"""

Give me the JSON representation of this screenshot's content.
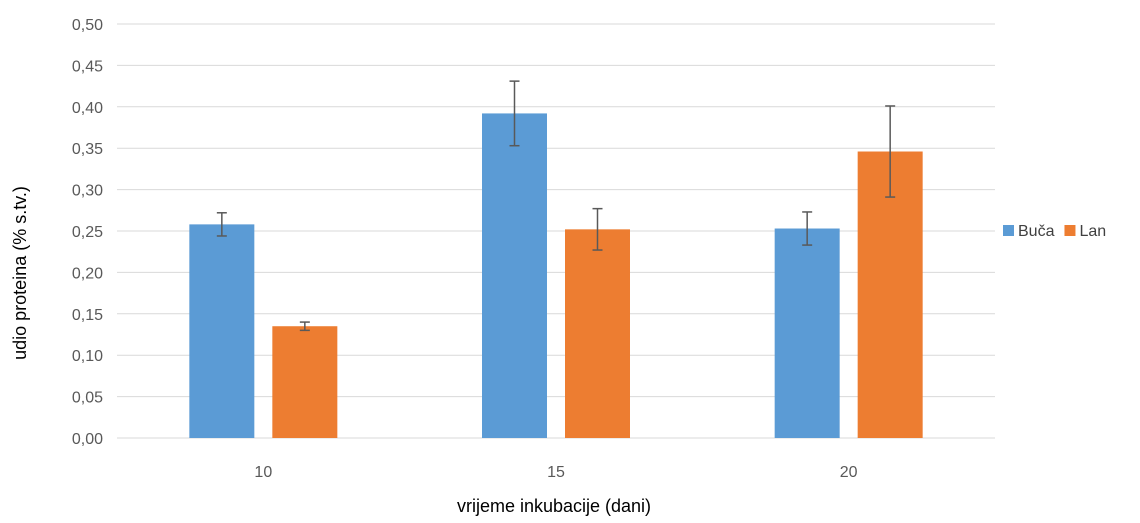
{
  "chart_data": {
    "type": "bar",
    "categories": [
      "10",
      "15",
      "20"
    ],
    "series": [
      {
        "name": "Buča",
        "values": [
          0.258,
          0.392,
          0.253
        ],
        "errors": [
          0.014,
          0.039,
          0.02
        ],
        "color": "#5B9BD5"
      },
      {
        "name": "Lan",
        "values": [
          0.135,
          0.252,
          0.346
        ],
        "errors": [
          0.005,
          0.025,
          0.055
        ],
        "color": "#ED7D31"
      }
    ],
    "xlabel": "vrijeme inkubacije (dani)",
    "ylabel": "udio proteina (% s.tv.)",
    "ylim": [
      0,
      0.5
    ],
    "yticks": [
      "0,00",
      "0,05",
      "0,10",
      "0,15",
      "0,20",
      "0,25",
      "0,30",
      "0,35",
      "0,40",
      "0,45",
      "0,50"
    ],
    "grid": true,
    "legend_position": "right"
  }
}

"""

Output all of the listing above, exactly as given, but without its pictures.

▸ **Answer to the problem**:
Give me the JSON representation of this screenshot's content.
{
  "chart_data": {
    "type": "bar",
    "categories": [
      "10",
      "15",
      "20"
    ],
    "series": [
      {
        "name": "Buča",
        "values": [
          0.258,
          0.392,
          0.253
        ],
        "errors": [
          0.014,
          0.039,
          0.02
        ],
        "color": "#5B9BD5"
      },
      {
        "name": "Lan",
        "values": [
          0.135,
          0.252,
          0.346
        ],
        "errors": [
          0.005,
          0.025,
          0.055
        ],
        "color": "#ED7D31"
      }
    ],
    "xlabel": "vrijeme inkubacije (dani)",
    "ylabel": "udio proteina (% s.tv.)",
    "ylim": [
      0,
      0.5
    ],
    "yticks": [
      "0,00",
      "0,05",
      "0,10",
      "0,15",
      "0,20",
      "0,25",
      "0,30",
      "0,35",
      "0,40",
      "0,45",
      "0,50"
    ],
    "grid": true,
    "legend_position": "right"
  }
}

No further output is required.